### PROBLEM DESCRIPTION
Where a line contains the word "وفاعله", copy that line.
********
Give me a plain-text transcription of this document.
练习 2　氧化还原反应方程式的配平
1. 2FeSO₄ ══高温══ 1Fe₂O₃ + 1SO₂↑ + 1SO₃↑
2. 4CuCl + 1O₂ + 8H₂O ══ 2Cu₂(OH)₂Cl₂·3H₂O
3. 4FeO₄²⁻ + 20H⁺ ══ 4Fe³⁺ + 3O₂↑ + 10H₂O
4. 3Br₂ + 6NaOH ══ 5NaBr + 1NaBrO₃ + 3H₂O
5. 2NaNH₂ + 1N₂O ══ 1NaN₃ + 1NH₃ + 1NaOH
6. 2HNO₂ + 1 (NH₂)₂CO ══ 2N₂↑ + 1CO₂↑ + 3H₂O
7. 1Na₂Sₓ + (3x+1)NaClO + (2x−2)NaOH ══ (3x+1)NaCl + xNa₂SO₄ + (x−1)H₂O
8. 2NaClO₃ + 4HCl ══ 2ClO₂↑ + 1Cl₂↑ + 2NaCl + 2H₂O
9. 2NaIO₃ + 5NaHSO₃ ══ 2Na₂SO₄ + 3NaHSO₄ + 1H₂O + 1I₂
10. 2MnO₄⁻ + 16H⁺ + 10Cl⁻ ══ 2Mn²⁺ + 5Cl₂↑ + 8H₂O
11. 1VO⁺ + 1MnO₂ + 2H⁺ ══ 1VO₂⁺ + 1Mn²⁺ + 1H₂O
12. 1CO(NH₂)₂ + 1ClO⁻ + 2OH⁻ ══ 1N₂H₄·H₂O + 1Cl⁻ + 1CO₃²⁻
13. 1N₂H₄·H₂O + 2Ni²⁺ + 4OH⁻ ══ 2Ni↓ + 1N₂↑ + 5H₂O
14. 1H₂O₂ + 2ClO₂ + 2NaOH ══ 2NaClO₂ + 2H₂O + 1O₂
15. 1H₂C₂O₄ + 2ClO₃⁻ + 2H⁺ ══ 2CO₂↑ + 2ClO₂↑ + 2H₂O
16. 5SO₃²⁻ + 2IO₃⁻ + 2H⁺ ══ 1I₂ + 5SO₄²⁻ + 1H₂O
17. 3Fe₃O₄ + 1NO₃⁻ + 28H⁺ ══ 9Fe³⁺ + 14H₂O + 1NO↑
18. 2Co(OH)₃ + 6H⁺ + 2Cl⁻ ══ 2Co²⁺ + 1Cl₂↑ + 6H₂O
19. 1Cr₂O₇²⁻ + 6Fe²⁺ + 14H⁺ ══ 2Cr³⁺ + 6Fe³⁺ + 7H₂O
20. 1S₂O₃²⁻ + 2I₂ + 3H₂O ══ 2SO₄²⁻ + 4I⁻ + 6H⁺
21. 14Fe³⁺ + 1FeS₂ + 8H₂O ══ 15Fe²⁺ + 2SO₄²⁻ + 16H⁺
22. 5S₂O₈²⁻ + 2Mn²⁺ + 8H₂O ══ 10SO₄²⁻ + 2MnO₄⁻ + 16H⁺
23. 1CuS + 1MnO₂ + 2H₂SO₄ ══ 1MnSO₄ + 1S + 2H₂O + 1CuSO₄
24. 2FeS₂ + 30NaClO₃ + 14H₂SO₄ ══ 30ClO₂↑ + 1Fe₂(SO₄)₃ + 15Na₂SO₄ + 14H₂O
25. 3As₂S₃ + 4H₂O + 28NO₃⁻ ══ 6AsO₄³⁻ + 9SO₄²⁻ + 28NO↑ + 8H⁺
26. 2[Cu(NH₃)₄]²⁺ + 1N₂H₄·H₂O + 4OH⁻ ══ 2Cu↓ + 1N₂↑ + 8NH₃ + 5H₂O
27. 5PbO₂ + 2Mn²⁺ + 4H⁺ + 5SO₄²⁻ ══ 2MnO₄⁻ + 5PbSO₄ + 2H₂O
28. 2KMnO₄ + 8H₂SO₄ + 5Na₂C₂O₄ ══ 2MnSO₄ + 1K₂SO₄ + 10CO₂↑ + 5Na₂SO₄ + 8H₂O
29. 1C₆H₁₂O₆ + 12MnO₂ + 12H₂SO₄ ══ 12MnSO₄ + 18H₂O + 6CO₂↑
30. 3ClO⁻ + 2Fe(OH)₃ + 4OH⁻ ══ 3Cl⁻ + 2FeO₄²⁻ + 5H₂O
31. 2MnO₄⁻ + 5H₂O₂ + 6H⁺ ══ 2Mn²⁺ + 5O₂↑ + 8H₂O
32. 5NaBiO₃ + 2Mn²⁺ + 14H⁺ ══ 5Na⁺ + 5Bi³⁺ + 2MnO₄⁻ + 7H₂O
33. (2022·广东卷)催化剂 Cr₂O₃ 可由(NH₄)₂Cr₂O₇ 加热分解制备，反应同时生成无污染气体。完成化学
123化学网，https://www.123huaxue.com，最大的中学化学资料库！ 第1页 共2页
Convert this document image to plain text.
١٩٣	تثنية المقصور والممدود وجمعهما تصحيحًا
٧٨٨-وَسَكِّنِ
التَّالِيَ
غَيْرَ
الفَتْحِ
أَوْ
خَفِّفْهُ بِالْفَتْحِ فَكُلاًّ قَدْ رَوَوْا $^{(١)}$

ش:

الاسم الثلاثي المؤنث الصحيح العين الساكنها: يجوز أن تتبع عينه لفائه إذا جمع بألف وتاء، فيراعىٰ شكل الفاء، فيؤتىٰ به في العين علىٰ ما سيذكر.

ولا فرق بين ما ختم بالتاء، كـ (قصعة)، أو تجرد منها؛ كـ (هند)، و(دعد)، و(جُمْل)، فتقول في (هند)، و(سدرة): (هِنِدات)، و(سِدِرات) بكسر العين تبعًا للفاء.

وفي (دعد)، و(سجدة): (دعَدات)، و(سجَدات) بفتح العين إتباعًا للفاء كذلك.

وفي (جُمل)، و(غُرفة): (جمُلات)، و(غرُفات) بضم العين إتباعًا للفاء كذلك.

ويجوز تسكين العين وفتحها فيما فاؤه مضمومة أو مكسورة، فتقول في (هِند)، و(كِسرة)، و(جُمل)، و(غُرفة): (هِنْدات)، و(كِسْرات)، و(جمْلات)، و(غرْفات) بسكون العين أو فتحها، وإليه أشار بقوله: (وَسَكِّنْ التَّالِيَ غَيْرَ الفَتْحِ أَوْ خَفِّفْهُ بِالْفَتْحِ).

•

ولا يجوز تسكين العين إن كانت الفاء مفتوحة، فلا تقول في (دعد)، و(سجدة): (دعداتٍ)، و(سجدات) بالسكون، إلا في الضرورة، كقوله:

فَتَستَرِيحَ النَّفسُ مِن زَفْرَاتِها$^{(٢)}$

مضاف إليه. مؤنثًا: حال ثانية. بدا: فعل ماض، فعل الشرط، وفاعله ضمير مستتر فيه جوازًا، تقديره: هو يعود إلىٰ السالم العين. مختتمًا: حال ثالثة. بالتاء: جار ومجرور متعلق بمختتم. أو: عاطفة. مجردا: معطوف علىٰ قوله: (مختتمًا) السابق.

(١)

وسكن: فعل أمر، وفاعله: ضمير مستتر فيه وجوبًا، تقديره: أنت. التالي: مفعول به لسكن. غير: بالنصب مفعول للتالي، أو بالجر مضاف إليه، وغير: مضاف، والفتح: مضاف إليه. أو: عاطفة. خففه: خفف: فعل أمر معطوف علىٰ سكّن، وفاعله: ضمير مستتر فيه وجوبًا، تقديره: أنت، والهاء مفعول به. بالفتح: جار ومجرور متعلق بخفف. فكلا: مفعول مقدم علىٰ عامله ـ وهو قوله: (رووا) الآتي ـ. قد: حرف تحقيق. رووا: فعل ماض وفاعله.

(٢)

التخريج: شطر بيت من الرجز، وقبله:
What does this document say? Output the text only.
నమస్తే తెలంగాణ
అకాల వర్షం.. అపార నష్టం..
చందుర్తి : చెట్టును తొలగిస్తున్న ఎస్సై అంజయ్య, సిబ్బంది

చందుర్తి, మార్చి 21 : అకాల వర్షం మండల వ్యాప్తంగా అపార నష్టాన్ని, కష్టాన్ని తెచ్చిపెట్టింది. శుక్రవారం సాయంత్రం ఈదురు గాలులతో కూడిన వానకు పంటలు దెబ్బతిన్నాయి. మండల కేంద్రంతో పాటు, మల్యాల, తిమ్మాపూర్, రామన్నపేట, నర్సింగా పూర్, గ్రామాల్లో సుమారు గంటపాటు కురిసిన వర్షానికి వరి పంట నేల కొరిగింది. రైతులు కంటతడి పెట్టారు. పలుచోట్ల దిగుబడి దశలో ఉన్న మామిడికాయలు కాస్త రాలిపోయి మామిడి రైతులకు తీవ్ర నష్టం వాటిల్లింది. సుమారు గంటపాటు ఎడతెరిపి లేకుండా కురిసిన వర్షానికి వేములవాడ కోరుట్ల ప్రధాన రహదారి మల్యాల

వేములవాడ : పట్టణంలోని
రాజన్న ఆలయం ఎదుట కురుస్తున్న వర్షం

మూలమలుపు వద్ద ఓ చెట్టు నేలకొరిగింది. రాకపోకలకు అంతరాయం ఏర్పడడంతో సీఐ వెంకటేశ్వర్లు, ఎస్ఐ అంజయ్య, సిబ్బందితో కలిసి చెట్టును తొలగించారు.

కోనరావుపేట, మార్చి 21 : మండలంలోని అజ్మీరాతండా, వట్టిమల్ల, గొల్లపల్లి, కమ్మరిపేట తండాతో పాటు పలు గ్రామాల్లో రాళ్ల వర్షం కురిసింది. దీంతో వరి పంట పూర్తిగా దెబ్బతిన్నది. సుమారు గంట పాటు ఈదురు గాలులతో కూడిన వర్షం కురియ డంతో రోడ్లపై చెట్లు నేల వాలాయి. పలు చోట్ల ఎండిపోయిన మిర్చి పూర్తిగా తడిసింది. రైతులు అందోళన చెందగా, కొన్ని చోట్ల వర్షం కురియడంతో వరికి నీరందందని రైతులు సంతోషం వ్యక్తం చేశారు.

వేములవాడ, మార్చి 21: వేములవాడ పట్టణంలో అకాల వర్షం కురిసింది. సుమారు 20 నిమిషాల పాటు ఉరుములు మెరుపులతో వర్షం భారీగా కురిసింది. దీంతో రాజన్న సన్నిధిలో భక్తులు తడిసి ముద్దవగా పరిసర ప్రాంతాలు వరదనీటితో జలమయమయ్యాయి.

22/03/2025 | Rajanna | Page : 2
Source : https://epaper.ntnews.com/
********
### ANSWER
مضاف إليه. مؤنثًا: حال ثانية. بدا: فعل ماض، فعل الشرط، وفاعله ضمير مستتر فيه جوازًا، تقديره: هو يعود إلىٰ السالم العين. مختتمًا: حال ثالثة. بالتاء: جار ومجرور متعلق بمختتم. أو: عاطفة. مجردا: معطوف علىٰ قوله: (مختتمًا) السابق.
وسكن: فعل أمر، وفاعله: ضمير مستتر فيه وجوبًا، تقديره: أنت. التالي: مفعول به لسكن. غير: بالنصب مفعول للتالي، أو بالجر مضاف إليه، وغير: مضاف، والفتح: مضاف إليه. أو: عاطفة. خففه: خفف: فعل أمر معطوف علىٰ سكّن، وفاعله: ضمير مستتر فيه وجوبًا، تقديره: أنت، والهاء مفعول به. بالفتح: جار ومجرور متعلق بخفف. فكلا: مفعول مقدم علىٰ عامله ـ وهو قوله: (رووا) الآتي ـ. قد: حرف تحقيق. رووا: فعل ماض وفاعله.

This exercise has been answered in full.